:: PROBLEM ::
Write out each line in which the string "triangle" is present.

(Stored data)
::::

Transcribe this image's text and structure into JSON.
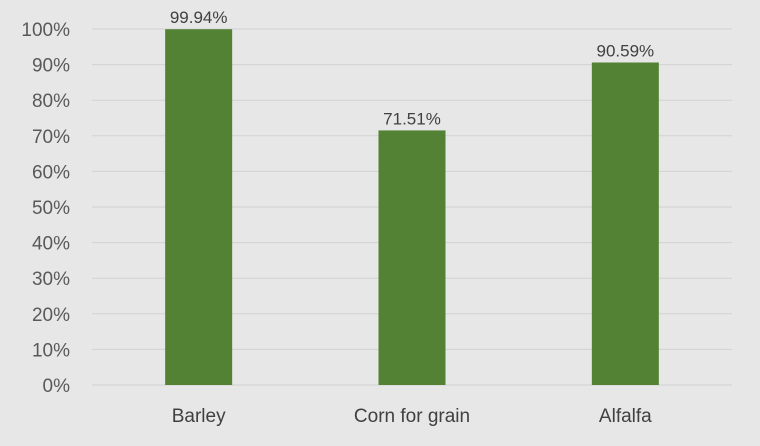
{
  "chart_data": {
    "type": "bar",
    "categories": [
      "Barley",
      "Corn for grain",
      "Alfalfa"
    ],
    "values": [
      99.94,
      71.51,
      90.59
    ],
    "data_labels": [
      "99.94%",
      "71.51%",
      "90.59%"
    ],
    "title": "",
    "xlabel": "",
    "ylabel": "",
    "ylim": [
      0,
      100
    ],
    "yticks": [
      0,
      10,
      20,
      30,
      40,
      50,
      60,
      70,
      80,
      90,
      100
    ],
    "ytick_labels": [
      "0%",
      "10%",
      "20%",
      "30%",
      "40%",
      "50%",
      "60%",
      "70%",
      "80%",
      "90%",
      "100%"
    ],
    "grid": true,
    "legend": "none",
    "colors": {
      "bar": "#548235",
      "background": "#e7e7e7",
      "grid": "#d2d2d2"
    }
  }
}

::::

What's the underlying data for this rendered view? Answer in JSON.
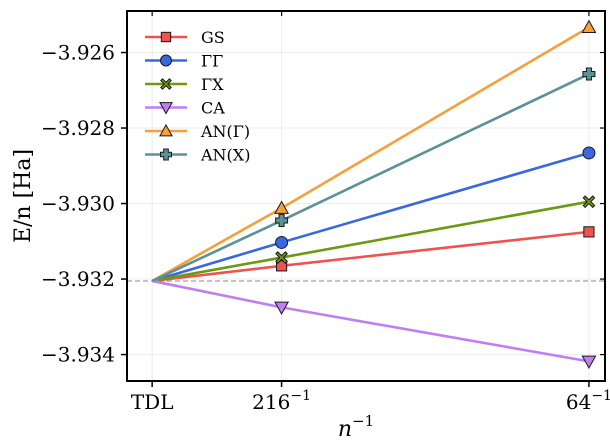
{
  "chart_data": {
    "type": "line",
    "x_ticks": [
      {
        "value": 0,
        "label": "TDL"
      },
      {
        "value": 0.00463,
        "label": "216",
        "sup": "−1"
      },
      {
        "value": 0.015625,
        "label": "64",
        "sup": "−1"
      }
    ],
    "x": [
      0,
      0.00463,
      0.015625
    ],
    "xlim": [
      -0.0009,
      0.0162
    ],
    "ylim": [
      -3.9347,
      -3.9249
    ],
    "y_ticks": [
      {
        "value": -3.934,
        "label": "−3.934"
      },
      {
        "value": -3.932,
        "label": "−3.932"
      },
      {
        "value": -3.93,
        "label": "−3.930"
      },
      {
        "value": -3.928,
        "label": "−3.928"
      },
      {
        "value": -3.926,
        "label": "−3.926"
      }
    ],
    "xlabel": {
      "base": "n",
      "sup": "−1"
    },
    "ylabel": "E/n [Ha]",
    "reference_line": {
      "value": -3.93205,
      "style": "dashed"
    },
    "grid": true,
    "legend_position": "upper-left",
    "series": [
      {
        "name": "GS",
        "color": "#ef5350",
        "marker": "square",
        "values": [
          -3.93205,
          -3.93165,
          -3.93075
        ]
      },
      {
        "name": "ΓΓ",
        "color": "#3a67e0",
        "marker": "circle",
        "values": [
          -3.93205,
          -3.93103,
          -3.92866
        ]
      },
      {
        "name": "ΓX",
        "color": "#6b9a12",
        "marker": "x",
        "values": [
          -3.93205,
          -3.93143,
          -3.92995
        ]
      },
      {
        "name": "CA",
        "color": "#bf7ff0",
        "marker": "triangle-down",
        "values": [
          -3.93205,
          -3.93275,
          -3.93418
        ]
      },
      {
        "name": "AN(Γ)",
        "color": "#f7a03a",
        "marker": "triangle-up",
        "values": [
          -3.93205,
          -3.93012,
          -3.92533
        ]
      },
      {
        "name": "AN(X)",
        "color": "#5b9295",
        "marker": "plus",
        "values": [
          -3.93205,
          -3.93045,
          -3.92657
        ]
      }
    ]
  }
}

::::

:: RESPONSE ::
        "marker": "triangle-down",
        "marker": "triangle-up",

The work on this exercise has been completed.